Directive: Filter the entries below, keeping every line that has the word "tetragonal".

Supplied data:

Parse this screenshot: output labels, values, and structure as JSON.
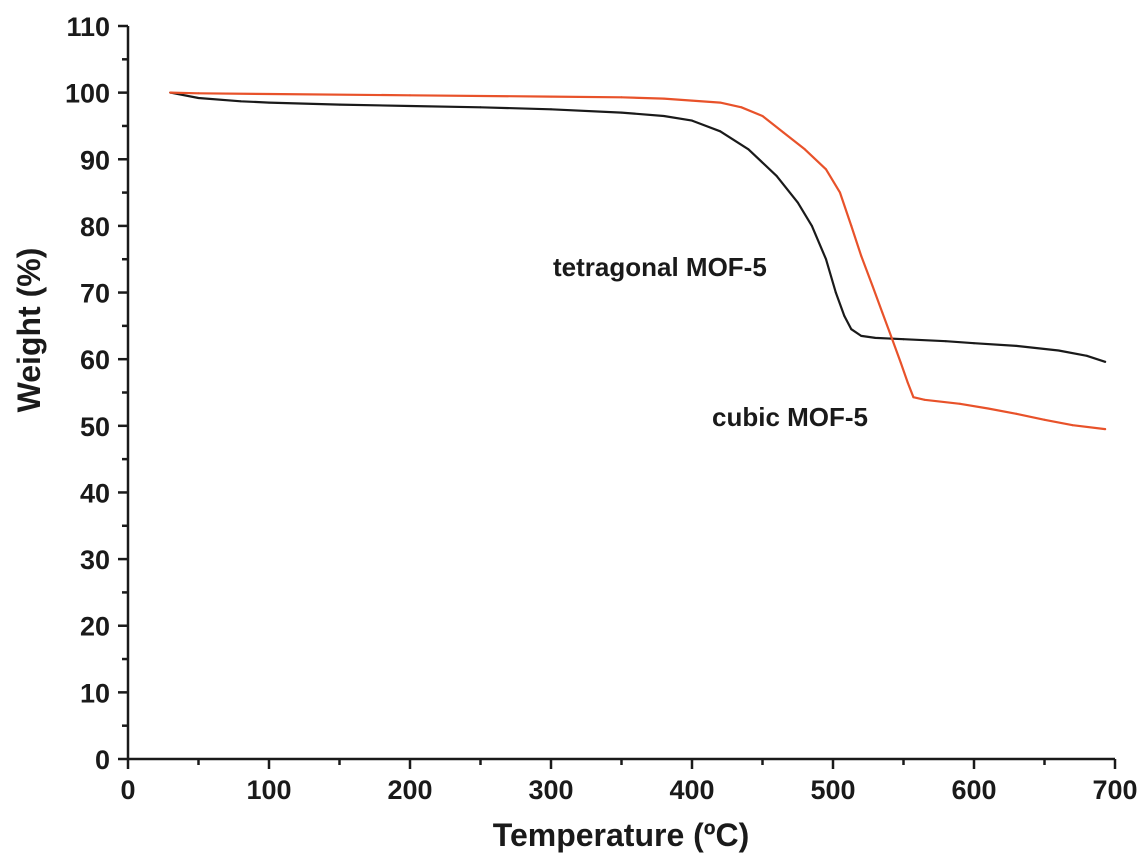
{
  "chart_data": {
    "type": "line",
    "xlabel": "Temperature (ºC)",
    "ylabel": "Weight (%)",
    "xlim": [
      0,
      700
    ],
    "ylim": [
      0,
      110
    ],
    "x_ticks": [
      0,
      100,
      200,
      300,
      400,
      500,
      600,
      700
    ],
    "y_ticks": [
      0,
      10,
      20,
      30,
      40,
      50,
      60,
      70,
      80,
      90,
      100,
      110
    ],
    "grid": false,
    "legend": "none",
    "annotations": [
      {
        "text": "tetragonal MOF-5",
        "series": "tetragonal MOF-5"
      },
      {
        "text": "cubic MOF-5",
        "series": "cubic MOF-5"
      }
    ],
    "series": [
      {
        "name": "tetragonal MOF-5",
        "color": "#1a1a1a",
        "points": [
          [
            30,
            100
          ],
          [
            50,
            99.2
          ],
          [
            80,
            98.7
          ],
          [
            100,
            98.5
          ],
          [
            150,
            98.2
          ],
          [
            200,
            98.0
          ],
          [
            250,
            97.8
          ],
          [
            300,
            97.5
          ],
          [
            350,
            97.0
          ],
          [
            380,
            96.5
          ],
          [
            400,
            95.8
          ],
          [
            420,
            94.2
          ],
          [
            440,
            91.5
          ],
          [
            460,
            87.5
          ],
          [
            475,
            83.5
          ],
          [
            485,
            80.0
          ],
          [
            495,
            75.0
          ],
          [
            502,
            70.0
          ],
          [
            508,
            66.5
          ],
          [
            513,
            64.5
          ],
          [
            520,
            63.5
          ],
          [
            530,
            63.2
          ],
          [
            550,
            63.0
          ],
          [
            580,
            62.7
          ],
          [
            600,
            62.4
          ],
          [
            630,
            62.0
          ],
          [
            660,
            61.3
          ],
          [
            680,
            60.5
          ],
          [
            693,
            59.6
          ]
        ]
      },
      {
        "name": "cubic MOF-5",
        "color": "#e8522a",
        "points": [
          [
            30,
            100
          ],
          [
            50,
            99.9
          ],
          [
            100,
            99.8
          ],
          [
            200,
            99.6
          ],
          [
            300,
            99.4
          ],
          [
            350,
            99.3
          ],
          [
            380,
            99.1
          ],
          [
            400,
            98.8
          ],
          [
            420,
            98.5
          ],
          [
            435,
            97.8
          ],
          [
            450,
            96.5
          ],
          [
            465,
            94.0
          ],
          [
            480,
            91.5
          ],
          [
            495,
            88.5
          ],
          [
            505,
            85.0
          ],
          [
            513,
            80.0
          ],
          [
            520,
            75.5
          ],
          [
            528,
            71.0
          ],
          [
            535,
            67.0
          ],
          [
            542,
            63.0
          ],
          [
            548,
            59.5
          ],
          [
            553,
            56.5
          ],
          [
            557,
            54.3
          ],
          [
            565,
            53.9
          ],
          [
            590,
            53.3
          ],
          [
            610,
            52.6
          ],
          [
            630,
            51.8
          ],
          [
            650,
            50.9
          ],
          [
            670,
            50.1
          ],
          [
            693,
            49.5
          ]
        ]
      }
    ]
  }
}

Solution to this exercise:
        "text": "tetragonal MOF-5",
        "series": "tetragonal MOF-5"
        "name": "tetragonal MOF-5",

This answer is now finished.